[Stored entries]
◇ ◇ ◇ ◇ ◇

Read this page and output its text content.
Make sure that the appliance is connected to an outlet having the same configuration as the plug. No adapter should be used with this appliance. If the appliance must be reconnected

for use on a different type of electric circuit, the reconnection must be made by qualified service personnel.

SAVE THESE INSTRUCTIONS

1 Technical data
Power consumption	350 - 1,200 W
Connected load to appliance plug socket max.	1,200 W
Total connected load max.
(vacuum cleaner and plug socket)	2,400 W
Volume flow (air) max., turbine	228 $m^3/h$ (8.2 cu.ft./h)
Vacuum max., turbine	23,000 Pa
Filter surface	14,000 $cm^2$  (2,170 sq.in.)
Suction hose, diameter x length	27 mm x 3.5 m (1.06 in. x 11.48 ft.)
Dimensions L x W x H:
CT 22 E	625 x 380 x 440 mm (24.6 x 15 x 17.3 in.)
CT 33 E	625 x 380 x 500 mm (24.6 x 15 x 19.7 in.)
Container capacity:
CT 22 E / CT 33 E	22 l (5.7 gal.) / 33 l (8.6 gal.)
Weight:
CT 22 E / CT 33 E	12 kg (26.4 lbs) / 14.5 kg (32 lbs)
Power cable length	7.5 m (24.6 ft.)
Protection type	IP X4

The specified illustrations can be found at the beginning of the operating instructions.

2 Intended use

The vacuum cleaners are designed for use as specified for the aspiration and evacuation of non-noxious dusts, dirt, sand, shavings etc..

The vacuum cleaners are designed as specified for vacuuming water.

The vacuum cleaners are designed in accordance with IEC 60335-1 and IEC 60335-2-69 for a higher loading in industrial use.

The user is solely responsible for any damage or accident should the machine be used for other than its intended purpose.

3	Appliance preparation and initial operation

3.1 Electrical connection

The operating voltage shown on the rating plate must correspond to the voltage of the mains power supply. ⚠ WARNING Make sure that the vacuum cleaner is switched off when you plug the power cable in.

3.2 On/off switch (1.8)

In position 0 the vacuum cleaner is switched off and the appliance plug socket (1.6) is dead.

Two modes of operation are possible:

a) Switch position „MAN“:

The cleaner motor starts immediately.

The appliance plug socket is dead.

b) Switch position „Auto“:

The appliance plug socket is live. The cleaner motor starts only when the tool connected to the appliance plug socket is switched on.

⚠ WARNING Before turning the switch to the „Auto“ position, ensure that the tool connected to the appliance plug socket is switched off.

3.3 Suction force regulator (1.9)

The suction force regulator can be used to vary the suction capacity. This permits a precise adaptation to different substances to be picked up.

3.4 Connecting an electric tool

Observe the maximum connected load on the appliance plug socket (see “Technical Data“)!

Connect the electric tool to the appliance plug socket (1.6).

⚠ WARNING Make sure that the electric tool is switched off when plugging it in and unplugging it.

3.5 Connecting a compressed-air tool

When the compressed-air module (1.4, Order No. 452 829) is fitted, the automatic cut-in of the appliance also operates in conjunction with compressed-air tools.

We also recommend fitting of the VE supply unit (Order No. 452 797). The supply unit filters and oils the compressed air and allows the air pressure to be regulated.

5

◇ ◇ ◇ ◇ ◇

[SET PROBLEM] Restate the whole listing exactly.

[TASK OUTPUT]
Read this page and output its text content.
Make sure that the appliance is connected to an outlet having the same configuration as the plug. No adapter should be used with this appliance. If the appliance must be reconnected

for use on a different type of electric circuit, the reconnection must be made by qualified service personnel.

SAVE THESE INSTRUCTIONS

1 Technical data
Power consumption	350 - 1,200 W
Connected load to appliance plug socket max.	1,200 W
Total connected load max.
(vacuum cleaner and plug socket)	2,400 W
Volume flow (air) max., turbine	228 $m^3/h$ (8.2 cu.ft./h)
Vacuum max., turbine	23,000 Pa
Filter surface	14,000 $cm^2$  (2,170 sq.in.)
Suction hose, diameter x length	27 mm x 3.5 m (1.06 in. x 11.48 ft.)
Dimensions L x W x H:
CT 22 E	625 x 380 x 440 mm (24.6 x 15 x 17.3 in.)
CT 33 E	625 x 380 x 500 mm (24.6 x 15 x 19.7 in.)
Container capacity:
CT 22 E / CT 33 E	22 l (5.7 gal.) / 33 l (8.6 gal.)
Weight:
CT 22 E / CT 33 E	12 kg (26.4 lbs) / 14.5 kg (32 lbs)
Power cable length	7.5 m (24.6 ft.)
Protection type	IP X4

The specified illustrations can be found at the beginning of the operating instructions.

2 Intended use

The vacuum cleaners are designed for use as specified for the aspiration and evacuation of non-noxious dusts, dirt, sand, shavings etc..

The vacuum cleaners are designed as specified for vacuuming water.

The vacuum cleaners are designed in accordance with IEC 60335-1 and IEC 60335-2-69 for a higher loading in industrial use.

The user is solely responsible for any damage or accident should the machine be used for other than its intended purpose.

3	Appliance preparation and initial operation

3.1 Electrical connection

The operating voltage shown on the rating plate must correspond to the voltage of the mains power supply. ⚠ WARNING Make sure that the vacuum cleaner is switched off when you plug the power cable in.

3.2 On/off switch (1.8)

In position 0 the vacuum cleaner is switched off and the appliance plug socket (1.6) is dead.

Two modes of operation are possible:

a) Switch position „MAN“:

The cleaner motor starts immediately.

The appliance plug socket is dead.

b) Switch position „Auto“:

The appliance plug socket is live. The cleaner motor starts only when the tool connected to the appliance plug socket is switched on.

⚠ WARNING Before turning the switch to the „Auto“ position, ensure that the tool connected to the appliance plug socket is switched off.

3.3 Suction force regulator (1.9)

The suction force regulator can be used to vary the suction capacity. This permits a precise adaptation to different substances to be picked up.

3.4 Connecting an electric tool

Observe the maximum connected load on the appliance plug socket (see “Technical Data“)!

Connect the electric tool to the appliance plug socket (1.6).

⚠ WARNING Make sure that the electric tool is switched off when plugging it in and unplugging it.

3.5 Connecting a compressed-air tool

When the compressed-air module (1.4, Order No. 452 829) is fitted, the automatic cut-in of the appliance also operates in conjunction with compressed-air tools.

We also recommend fitting of the VE supply unit (Order No. 452 797). The supply unit filters and oils the compressed air and allows the air pressure to be regulated.

5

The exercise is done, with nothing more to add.